_PROBLEM TO WORK ON_:
Quote each of the following records line for line, leaving every character unchanged.

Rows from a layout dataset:
===

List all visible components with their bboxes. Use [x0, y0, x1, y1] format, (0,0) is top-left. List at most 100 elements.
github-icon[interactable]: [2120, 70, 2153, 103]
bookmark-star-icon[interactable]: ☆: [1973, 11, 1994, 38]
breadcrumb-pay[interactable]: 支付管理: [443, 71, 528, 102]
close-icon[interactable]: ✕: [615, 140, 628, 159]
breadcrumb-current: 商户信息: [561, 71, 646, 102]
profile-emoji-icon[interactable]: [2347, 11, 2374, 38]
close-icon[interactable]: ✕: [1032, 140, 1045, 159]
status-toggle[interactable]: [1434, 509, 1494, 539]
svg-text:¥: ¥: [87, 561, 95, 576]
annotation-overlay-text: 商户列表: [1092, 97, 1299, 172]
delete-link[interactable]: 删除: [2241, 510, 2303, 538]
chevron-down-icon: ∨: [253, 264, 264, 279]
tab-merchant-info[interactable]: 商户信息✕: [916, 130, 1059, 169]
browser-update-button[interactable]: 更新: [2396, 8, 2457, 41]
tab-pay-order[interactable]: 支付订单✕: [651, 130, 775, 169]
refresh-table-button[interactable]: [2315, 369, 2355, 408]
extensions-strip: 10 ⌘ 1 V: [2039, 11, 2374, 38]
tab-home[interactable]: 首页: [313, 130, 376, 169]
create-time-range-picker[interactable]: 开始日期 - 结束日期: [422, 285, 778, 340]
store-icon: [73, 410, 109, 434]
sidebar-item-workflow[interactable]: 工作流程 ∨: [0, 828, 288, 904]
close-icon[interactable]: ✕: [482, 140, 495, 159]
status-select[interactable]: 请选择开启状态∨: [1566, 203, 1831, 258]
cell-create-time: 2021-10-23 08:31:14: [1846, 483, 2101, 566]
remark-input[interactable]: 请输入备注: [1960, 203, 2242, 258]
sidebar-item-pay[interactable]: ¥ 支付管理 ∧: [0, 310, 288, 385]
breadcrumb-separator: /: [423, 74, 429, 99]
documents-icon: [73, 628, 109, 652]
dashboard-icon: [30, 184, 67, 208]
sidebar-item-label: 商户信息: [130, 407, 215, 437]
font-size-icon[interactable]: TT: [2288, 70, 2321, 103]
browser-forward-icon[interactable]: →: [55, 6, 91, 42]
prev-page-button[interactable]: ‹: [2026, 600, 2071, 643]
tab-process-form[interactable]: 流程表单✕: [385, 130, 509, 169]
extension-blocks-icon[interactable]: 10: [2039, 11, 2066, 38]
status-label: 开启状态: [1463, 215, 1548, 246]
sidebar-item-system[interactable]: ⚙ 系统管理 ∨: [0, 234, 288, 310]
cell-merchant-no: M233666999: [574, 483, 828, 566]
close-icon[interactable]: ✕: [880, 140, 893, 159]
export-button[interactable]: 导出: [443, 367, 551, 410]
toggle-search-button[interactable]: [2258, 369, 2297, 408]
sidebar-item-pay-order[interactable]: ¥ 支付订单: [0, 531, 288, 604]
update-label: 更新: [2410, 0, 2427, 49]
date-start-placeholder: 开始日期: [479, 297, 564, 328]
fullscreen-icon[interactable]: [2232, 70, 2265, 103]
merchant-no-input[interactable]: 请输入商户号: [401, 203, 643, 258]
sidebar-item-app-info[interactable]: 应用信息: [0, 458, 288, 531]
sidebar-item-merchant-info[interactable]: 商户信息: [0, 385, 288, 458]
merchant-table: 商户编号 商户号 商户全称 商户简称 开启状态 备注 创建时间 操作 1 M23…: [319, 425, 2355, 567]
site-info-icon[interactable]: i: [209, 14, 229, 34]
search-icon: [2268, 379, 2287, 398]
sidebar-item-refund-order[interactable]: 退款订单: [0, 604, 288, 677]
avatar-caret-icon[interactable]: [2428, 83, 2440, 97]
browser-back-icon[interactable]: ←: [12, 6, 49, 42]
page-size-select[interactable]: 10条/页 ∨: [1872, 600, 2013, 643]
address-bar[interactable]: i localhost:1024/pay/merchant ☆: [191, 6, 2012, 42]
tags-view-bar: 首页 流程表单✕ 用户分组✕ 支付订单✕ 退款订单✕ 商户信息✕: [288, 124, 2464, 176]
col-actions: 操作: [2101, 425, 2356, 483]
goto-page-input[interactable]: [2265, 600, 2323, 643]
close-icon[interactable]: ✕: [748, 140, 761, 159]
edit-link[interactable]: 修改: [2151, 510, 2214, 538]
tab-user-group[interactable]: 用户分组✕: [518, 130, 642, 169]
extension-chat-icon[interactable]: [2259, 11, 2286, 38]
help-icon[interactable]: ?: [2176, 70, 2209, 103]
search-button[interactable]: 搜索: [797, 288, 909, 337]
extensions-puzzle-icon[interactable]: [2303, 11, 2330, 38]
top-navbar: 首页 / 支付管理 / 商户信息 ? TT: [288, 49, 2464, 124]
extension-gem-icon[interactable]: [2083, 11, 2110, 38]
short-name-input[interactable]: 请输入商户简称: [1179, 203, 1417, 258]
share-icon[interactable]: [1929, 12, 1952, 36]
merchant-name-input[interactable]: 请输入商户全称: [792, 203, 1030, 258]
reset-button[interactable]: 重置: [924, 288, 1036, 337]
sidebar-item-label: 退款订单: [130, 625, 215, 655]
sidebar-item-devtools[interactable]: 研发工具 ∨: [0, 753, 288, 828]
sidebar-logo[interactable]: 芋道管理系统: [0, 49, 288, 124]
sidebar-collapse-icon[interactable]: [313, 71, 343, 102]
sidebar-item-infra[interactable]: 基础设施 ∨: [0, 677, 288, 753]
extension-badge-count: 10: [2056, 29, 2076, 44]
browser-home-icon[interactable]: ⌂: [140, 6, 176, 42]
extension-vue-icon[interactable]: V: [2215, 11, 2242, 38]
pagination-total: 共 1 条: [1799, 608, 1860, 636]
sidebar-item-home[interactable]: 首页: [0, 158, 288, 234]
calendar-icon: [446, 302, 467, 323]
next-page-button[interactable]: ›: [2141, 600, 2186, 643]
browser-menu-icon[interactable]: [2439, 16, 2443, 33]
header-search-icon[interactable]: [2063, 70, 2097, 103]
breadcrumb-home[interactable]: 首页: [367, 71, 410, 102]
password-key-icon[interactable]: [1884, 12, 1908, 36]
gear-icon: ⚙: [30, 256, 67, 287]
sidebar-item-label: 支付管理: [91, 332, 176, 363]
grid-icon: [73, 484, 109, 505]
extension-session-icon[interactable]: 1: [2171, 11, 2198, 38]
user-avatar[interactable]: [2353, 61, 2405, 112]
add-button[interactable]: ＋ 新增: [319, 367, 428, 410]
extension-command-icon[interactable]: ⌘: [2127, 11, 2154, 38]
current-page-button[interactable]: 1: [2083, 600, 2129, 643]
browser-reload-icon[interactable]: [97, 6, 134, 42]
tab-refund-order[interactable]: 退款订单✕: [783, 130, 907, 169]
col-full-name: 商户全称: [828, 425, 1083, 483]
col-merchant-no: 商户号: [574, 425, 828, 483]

===

_RESPONSE FOR THIS EXERCISE_:
List all visible components with their bboxes. Use [x0, y0, x1, y1] format, (0,0) is top-left. List at most 100 elements.
github-icon[interactable]: [2120, 70, 2153, 103]
bookmark-star-icon[interactable]: ☆: [1973, 11, 1994, 38]
breadcrumb-pay[interactable]: 支付管理: [443, 71, 528, 102]
close-icon[interactable]: ✕: [615, 140, 628, 159]
breadcrumb-current: 商户信息: [561, 71, 646, 102]
profile-emoji-icon[interactable]: [2347, 11, 2374, 38]
close-icon[interactable]: ✕: [1032, 140, 1045, 159]
status-toggle[interactable]: [1434, 509, 1494, 539]
svg-text:¥: ¥: [87, 561, 95, 576]
annotation-overlay-text: 商户列表: [1092, 97, 1299, 172]
delete-link[interactable]: 删除: [2241, 510, 2303, 538]
chevron-down-icon: ∨: [253, 264, 264, 279]
tab-merchant-info[interactable]: 商户信息✕: [916, 130, 1059, 169]
browser-update-button[interactable]: 更新: [2396, 8, 2457, 41]
tab-pay-order[interactable]: 支付订单✕: [651, 130, 775, 169]
refresh-table-button[interactable]: [2315, 369, 2355, 408]
extensions-strip: 10 ⌘ 1 V: [2039, 11, 2374, 38]
tab-home[interactable]: 首页: [313, 130, 376, 169]
create-time-range-picker[interactable]: 开始日期 - 结束日期: [422, 285, 778, 340]
store-icon: [73, 410, 109, 434]
sidebar-item-workflow[interactable]: 工作流程 ∨: [0, 828, 288, 904]
close-icon[interactable]: ✕: [482, 140, 495, 159]
status-select[interactable]: 请选择开启状态∨: [1566, 203, 1831, 258]
cell-create-time: 2021-10-23 08:31:14: [1846, 483, 2101, 566]
remark-input[interactable]: 请输入备注: [1960, 203, 2242, 258]
sidebar-item-pay[interactable]: ¥ 支付管理 ∧: [0, 310, 288, 385]
breadcrumb-separator: /: [423, 74, 429, 99]
documents-icon: [73, 628, 109, 652]
dashboard-icon: [30, 184, 67, 208]
sidebar-item-label: 商户信息: [130, 407, 215, 437]
font-size-icon[interactable]: TT: [2288, 70, 2321, 103]
browser-forward-icon[interactable]: →: [55, 6, 91, 42]
prev-page-button[interactable]: ‹: [2026, 600, 2071, 643]
tab-process-form[interactable]: 流程表单✕: [385, 130, 509, 169]
extension-blocks-icon[interactable]: 10: [2039, 11, 2066, 38]
status-label: 开启状态: [1463, 215, 1548, 246]
sidebar-item-system[interactable]: ⚙ 系统管理 ∨: [0, 234, 288, 310]
cell-merchant-no: M233666999: [574, 483, 828, 566]
close-icon[interactable]: ✕: [880, 140, 893, 159]
export-button[interactable]: 导出: [443, 367, 551, 410]
toggle-search-button[interactable]: [2258, 369, 2297, 408]
sidebar-item-pay-order[interactable]: ¥ 支付订单: [0, 531, 288, 604]
update-label: 更新: [2410, 0, 2427, 49]
date-start-placeholder: 开始日期: [479, 297, 564, 328]
fullscreen-icon[interactable]: [2232, 70, 2265, 103]
merchant-no-input[interactable]: 请输入商户号: [401, 203, 643, 258]
sidebar-item-app-info[interactable]: 应用信息: [0, 458, 288, 531]
sidebar-item-merchant-info[interactable]: 商户信息: [0, 385, 288, 458]
merchant-table: 商户编号 商户号 商户全称 商户简称 开启状态 备注 创建时间 操作 1 M23…: [319, 425, 2355, 567]
site-info-icon[interactable]: i: [209, 14, 229, 34]
search-icon: [2268, 379, 2287, 398]
sidebar-item-refund-order[interactable]: 退款订单: [0, 604, 288, 677]
avatar-caret-icon[interactable]: [2428, 83, 2440, 97]
browser-back-icon[interactable]: ←: [12, 6, 49, 42]
page-size-select[interactable]: 10条/页 ∨: [1872, 600, 2013, 643]
address-bar[interactable]: i localhost:1024/pay/merchant ☆: [191, 6, 2012, 42]
tags-view-bar: 首页 流程表单✕ 用户分组✕ 支付订单✕ 退款订单✕ 商户信息✕: [288, 124, 2464, 176]
col-actions: 操作: [2101, 425, 2356, 483]
goto-page-input[interactable]: [2265, 600, 2323, 643]
close-icon[interactable]: ✕: [748, 140, 761, 159]
edit-link[interactable]: 修改: [2151, 510, 2214, 538]
tab-user-group[interactable]: 用户分组✕: [518, 130, 642, 169]
extension-chat-icon[interactable]: [2259, 11, 2286, 38]
help-icon[interactable]: ?: [2176, 70, 2209, 103]
search-button[interactable]: 搜索: [797, 288, 909, 337]
extensions-puzzle-icon[interactable]: [2303, 11, 2330, 38]
top-navbar: 首页 / 支付管理 / 商户信息 ? TT: [288, 49, 2464, 124]
extension-gem-icon[interactable]: [2083, 11, 2110, 38]
short-name-input[interactable]: 请输入商户简称: [1179, 203, 1417, 258]
share-icon[interactable]: [1929, 12, 1952, 36]
merchant-name-input[interactable]: 请输入商户全称: [792, 203, 1030, 258]
reset-button[interactable]: 重置: [924, 288, 1036, 337]
sidebar-item-label: 退款订单: [130, 625, 215, 655]
sidebar-item-devtools[interactable]: 研发工具 ∨: [0, 753, 288, 828]
sidebar-logo[interactable]: 芋道管理系统: [0, 49, 288, 124]
sidebar-collapse-icon[interactable]: [313, 71, 343, 102]
sidebar-item-infra[interactable]: 基础设施 ∨: [0, 677, 288, 753]
extension-badge-count: 10: [2056, 29, 2076, 44]
browser-home-icon[interactable]: ⌂: [140, 6, 176, 42]
extension-vue-icon[interactable]: V: [2215, 11, 2242, 38]
pagination-total: 共 1 条: [1799, 608, 1860, 636]
sidebar-item-home[interactable]: 首页: [0, 158, 288, 234]
calendar-icon: [446, 302, 467, 323]
next-page-button[interactable]: ›: [2141, 600, 2186, 643]
browser-menu-icon[interactable]: [2439, 16, 2443, 33]
header-search-icon[interactable]: [2063, 70, 2097, 103]
breadcrumb-home[interactable]: 首页: [367, 71, 410, 102]
password-key-icon[interactable]: [1884, 12, 1908, 36]
gear-icon: ⚙: [30, 256, 67, 287]
sidebar-item-label: 支付管理: [91, 332, 176, 363]
grid-icon: [73, 484, 109, 505]
extension-session-icon[interactable]: 1: [2171, 11, 2198, 38]
user-avatar[interactable]: [2353, 61, 2405, 112]
add-button[interactable]: ＋ 新增: [319, 367, 428, 410]
extension-command-icon[interactable]: ⌘: [2127, 11, 2154, 38]
current-page-button[interactable]: 1: [2083, 600, 2129, 643]
browser-reload-icon[interactable]: [97, 6, 134, 42]
tab-refund-order[interactable]: 退款订单✕: [783, 130, 907, 169]
col-full-name: 商户全称: [828, 425, 1083, 483]
col-merchant-no: 商户号: [574, 425, 828, 483]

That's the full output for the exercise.